▶ **Kurze Aufgabe 1**:
Nennen Sie sämtliche Familiennamen, die im Artikel über Thomas Mann in Nidden vorkommen.

▶ **Artikel**:
^^^^^^^^^^^^^^^^

Refugium in Nidden: Thomas Mann auf der Kurischen Nehrung
1920 dann heiratet der Maler Ernst Mollenhauer die Tochter des Hoteliers Blode, übernimmt 1924 dessen Gasthaus in schwieriger Zeit. Nidden, das nur per Schiff über das Haff erreicht werden kann, sieht sich inzwischen wie das Memelland von Litauen annektiert, viele Königsberger Stammgäste bleiben aus. Mollenhauer kann die renommierte Restauration nur dank seiner in Amerika verdienten harten Dollar über Wasser halten. In diese Herberge – in das einzig angemessene Etablissement in der verloren vor sich hin träumenden Sommerfrische am Meer – verschlägt es die Manns nach kurzer Überfahrt aus Rauschen an einem schwülen Sommertag vor über 70 Jahren.

^^^^^^^^^^^^^^^^

▶ **Kurze Aufgabe 2**:
Geben Sie den Abschnitt der Einträge unverändert wieder, der mit deren erster Zeile beginnt und mit der Zeile endet, die „- series-line-convex: [366, 246, 898, 1219]“ enthält, beide Zeilen eingeschlossen.

▶ **Einträge aus einem Datensatz**:
^^^^^^^^^^^^^^^^

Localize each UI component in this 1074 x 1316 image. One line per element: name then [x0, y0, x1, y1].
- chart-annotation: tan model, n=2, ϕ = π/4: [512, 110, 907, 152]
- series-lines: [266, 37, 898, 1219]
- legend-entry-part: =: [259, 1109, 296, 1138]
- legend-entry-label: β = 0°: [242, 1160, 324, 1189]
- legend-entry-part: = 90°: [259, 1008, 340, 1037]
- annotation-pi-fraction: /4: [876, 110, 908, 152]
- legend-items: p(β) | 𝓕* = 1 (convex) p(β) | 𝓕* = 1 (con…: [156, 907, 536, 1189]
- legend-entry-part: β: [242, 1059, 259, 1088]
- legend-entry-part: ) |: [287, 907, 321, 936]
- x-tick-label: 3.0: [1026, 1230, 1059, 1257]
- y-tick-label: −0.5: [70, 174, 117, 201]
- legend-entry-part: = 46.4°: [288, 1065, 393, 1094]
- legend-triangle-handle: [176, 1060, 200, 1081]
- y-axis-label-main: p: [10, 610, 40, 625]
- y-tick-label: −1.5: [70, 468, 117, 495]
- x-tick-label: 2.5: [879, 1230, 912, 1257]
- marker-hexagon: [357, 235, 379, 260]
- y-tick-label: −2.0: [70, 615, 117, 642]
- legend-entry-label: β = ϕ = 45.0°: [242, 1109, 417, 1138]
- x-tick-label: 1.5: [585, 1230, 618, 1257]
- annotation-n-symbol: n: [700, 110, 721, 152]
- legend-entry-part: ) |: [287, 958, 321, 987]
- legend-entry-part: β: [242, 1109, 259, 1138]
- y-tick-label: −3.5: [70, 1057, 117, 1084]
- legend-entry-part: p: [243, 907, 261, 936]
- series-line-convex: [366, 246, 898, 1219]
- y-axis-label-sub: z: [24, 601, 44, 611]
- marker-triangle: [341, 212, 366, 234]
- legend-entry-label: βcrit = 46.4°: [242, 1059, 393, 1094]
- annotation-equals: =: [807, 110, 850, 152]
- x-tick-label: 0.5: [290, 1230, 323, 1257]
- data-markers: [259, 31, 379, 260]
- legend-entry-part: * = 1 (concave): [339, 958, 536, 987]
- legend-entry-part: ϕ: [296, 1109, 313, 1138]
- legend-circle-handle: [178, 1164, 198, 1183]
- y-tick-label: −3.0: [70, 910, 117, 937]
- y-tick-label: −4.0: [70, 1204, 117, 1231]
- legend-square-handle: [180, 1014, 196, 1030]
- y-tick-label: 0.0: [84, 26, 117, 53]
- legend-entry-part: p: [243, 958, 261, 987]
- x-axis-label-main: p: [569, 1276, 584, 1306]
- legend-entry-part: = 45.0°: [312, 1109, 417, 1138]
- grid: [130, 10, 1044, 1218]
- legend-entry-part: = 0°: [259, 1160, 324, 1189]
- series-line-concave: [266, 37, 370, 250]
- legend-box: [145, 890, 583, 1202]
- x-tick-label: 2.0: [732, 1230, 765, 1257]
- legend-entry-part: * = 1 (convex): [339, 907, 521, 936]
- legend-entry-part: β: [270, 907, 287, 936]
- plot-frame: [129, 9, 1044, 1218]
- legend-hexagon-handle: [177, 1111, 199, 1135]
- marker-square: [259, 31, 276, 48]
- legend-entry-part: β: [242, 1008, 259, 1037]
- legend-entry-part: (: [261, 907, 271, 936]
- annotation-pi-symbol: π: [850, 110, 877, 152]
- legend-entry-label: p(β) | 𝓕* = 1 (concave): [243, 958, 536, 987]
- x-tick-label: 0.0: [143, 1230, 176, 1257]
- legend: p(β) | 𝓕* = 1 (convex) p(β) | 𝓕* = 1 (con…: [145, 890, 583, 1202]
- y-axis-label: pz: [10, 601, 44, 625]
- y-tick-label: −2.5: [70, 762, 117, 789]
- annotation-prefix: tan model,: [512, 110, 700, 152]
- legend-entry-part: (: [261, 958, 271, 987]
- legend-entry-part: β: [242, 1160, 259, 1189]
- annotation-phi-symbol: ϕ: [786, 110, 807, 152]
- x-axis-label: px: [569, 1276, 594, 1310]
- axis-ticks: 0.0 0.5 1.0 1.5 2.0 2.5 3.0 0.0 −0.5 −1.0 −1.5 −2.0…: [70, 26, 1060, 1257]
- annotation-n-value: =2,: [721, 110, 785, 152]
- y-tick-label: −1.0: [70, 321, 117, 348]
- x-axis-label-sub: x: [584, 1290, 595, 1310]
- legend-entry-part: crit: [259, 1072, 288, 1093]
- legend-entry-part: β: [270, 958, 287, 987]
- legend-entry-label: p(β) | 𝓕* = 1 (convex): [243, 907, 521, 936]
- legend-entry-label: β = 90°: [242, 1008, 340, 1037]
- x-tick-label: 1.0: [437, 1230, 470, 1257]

^^^^^^^^^^^^^^^^

▶ **Vollständige Antwort 1**:
Mann, Mollenhauer, Blode

▶ **Vollständige Antwort 2**:
Localize each UI component in this 1074 x 1316 image. One line per element: name then [x0, y0, x1, y1].
- chart-annotation: tan model, n=2, ϕ = π/4: [512, 110, 907, 152]
- series-lines: [266, 37, 898, 1219]
- legend-entry-part: =: [259, 1109, 296, 1138]
- legend-entry-label: β = 0°: [242, 1160, 324, 1189]
- legend-entry-part: = 90°: [259, 1008, 340, 1037]
- annotation-pi-fraction: /4: [876, 110, 908, 152]
- legend-items: p(β) | 𝓕* = 1 (convex) p(β) | 𝓕* = 1 (con…: [156, 907, 536, 1189]
- legend-entry-part: β: [242, 1059, 259, 1088]
- legend-entry-part: ) |: [287, 907, 321, 936]
- x-tick-label: 3.0: [1026, 1230, 1059, 1257]
- y-tick-label: −0.5: [70, 174, 117, 201]
- legend-entry-part: = 46.4°: [288, 1065, 393, 1094]
- legend-triangle-handle: [176, 1060, 200, 1081]
- y-axis-label-main: p: [10, 610, 40, 625]
- y-tick-label: −1.5: [70, 468, 117, 495]
- x-tick-label: 2.5: [879, 1230, 912, 1257]
- marker-hexagon: [357, 235, 379, 260]
- y-tick-label: −2.0: [70, 615, 117, 642]
- legend-entry-label: β = ϕ = 45.0°: [242, 1109, 417, 1138]
- x-tick-label: 1.5: [585, 1230, 618, 1257]
- annotation-n-symbol: n: [700, 110, 721, 152]
- legend-entry-part: ) |: [287, 958, 321, 987]
- legend-entry-part: β: [242, 1109, 259, 1138]
- y-tick-label: −3.5: [70, 1057, 117, 1084]
- legend-entry-part: p: [243, 907, 261, 936]
- series-line-convex: [366, 246, 898, 1219]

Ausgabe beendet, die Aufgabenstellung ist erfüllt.